[Stored data entries]
◆ ◆ ◆ ◆ ◆ ◆ ◆

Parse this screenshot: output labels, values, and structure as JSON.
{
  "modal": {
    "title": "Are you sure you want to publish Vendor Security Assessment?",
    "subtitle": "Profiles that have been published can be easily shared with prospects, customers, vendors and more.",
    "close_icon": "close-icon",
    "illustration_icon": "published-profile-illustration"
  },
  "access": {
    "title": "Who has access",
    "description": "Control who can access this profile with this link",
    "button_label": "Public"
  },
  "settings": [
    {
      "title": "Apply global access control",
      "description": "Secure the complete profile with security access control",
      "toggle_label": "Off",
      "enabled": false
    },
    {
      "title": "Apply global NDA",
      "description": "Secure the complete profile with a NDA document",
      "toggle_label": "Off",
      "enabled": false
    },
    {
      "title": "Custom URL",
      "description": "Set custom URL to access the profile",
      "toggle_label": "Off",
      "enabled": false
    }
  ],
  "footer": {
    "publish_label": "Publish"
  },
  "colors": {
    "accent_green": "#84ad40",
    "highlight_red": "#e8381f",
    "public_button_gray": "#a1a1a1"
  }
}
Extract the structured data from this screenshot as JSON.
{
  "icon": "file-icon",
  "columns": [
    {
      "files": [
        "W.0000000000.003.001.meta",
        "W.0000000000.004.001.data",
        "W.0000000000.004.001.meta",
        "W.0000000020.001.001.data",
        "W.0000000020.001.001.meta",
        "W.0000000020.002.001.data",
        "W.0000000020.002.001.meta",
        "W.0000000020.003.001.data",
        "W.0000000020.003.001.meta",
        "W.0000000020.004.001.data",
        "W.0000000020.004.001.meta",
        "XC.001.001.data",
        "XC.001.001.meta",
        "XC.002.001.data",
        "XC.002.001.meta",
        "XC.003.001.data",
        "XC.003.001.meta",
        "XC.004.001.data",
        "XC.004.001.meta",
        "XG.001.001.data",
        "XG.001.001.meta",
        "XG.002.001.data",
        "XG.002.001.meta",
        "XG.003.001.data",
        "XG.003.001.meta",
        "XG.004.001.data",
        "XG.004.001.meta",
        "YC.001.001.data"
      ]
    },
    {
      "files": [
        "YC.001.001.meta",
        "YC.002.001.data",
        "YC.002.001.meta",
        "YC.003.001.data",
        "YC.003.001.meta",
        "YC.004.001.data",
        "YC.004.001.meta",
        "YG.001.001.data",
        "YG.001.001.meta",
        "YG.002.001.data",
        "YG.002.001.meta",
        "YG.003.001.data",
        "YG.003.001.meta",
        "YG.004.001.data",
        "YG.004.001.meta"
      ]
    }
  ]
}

◆ ◆ ◆ ◆ ◆ ◆ ◆

** Your task **
Return each line in the records that holds the string "Apply".

** Worked answer **
      "title": "Apply global access control",
      "title": "Apply global NDA",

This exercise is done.